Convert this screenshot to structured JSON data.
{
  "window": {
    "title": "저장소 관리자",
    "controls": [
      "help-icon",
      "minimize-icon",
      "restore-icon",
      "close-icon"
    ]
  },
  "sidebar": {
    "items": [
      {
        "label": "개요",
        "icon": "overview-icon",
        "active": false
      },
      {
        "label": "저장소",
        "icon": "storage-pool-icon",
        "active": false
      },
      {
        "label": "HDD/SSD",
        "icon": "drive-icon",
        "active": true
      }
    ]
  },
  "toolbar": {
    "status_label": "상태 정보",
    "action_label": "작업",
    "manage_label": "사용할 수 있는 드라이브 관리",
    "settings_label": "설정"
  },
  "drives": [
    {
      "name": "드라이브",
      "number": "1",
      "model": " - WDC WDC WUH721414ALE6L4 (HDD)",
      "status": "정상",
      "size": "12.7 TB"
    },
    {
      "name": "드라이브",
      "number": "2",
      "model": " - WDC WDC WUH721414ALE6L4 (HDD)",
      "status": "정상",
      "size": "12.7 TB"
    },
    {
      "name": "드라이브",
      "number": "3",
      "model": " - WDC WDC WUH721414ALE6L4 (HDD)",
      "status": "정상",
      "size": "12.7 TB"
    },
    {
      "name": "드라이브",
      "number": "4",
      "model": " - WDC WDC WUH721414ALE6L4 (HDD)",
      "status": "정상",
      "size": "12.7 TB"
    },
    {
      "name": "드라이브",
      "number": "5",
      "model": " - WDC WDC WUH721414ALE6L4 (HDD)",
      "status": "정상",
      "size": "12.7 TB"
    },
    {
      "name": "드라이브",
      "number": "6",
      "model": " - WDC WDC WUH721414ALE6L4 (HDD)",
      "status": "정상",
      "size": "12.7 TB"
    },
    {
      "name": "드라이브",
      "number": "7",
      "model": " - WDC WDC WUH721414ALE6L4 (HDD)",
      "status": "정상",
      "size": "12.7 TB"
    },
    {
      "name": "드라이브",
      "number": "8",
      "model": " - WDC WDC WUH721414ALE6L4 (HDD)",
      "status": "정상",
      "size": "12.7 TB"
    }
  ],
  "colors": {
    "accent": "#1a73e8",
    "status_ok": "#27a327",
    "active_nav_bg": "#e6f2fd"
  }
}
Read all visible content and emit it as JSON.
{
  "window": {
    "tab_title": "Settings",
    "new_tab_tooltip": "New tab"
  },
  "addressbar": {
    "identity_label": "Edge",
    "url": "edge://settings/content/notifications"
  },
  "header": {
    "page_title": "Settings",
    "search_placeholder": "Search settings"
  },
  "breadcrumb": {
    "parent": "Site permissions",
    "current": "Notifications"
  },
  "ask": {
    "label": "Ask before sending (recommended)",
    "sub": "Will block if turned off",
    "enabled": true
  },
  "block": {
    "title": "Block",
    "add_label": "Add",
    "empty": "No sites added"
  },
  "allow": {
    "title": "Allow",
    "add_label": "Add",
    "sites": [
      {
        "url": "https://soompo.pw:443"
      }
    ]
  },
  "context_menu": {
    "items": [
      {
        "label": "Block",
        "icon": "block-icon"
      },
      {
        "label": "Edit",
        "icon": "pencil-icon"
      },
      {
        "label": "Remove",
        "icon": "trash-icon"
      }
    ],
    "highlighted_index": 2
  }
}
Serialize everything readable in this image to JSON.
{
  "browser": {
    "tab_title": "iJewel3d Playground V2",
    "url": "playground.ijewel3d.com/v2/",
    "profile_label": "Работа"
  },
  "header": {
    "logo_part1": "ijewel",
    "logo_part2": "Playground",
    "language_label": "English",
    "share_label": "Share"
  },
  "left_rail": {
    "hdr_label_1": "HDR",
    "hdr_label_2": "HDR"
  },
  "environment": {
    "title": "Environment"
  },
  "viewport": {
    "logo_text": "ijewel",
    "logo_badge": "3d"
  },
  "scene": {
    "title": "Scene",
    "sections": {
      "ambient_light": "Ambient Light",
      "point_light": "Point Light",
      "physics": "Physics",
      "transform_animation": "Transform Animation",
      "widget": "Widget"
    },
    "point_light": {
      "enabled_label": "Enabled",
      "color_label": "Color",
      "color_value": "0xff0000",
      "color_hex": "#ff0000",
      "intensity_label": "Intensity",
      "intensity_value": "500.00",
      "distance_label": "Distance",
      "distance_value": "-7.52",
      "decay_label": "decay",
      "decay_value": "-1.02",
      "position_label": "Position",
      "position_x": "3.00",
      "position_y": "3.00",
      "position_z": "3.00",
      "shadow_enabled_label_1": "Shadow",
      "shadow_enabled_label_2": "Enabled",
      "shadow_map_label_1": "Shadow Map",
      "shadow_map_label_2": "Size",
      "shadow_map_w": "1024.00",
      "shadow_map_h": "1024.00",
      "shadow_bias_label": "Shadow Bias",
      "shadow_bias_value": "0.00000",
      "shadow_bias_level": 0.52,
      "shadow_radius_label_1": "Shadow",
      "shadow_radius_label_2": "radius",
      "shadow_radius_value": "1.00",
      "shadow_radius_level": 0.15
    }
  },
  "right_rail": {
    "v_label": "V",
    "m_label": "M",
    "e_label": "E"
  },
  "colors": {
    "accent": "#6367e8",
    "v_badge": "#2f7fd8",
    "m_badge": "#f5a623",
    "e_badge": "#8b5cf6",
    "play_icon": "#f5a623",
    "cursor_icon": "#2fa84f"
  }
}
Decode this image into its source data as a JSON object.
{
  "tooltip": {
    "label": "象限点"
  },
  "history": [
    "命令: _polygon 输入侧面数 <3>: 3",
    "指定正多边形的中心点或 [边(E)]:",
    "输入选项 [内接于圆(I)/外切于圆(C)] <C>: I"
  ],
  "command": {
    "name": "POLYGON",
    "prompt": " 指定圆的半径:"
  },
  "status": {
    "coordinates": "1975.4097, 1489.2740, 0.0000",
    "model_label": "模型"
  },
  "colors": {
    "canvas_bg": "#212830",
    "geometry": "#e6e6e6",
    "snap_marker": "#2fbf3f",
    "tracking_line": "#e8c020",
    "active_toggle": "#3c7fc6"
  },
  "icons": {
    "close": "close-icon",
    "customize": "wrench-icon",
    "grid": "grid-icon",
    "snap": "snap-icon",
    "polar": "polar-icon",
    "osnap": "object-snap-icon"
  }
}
────────────────
Exercise directions: Check each line above for the word "this", and copy the lines where it appears.

Completed exercise:
Convert this screenshot to structured JSON data.
Serialize everything readable in this image to JSON.
Decode this image into its source data as a JSON object.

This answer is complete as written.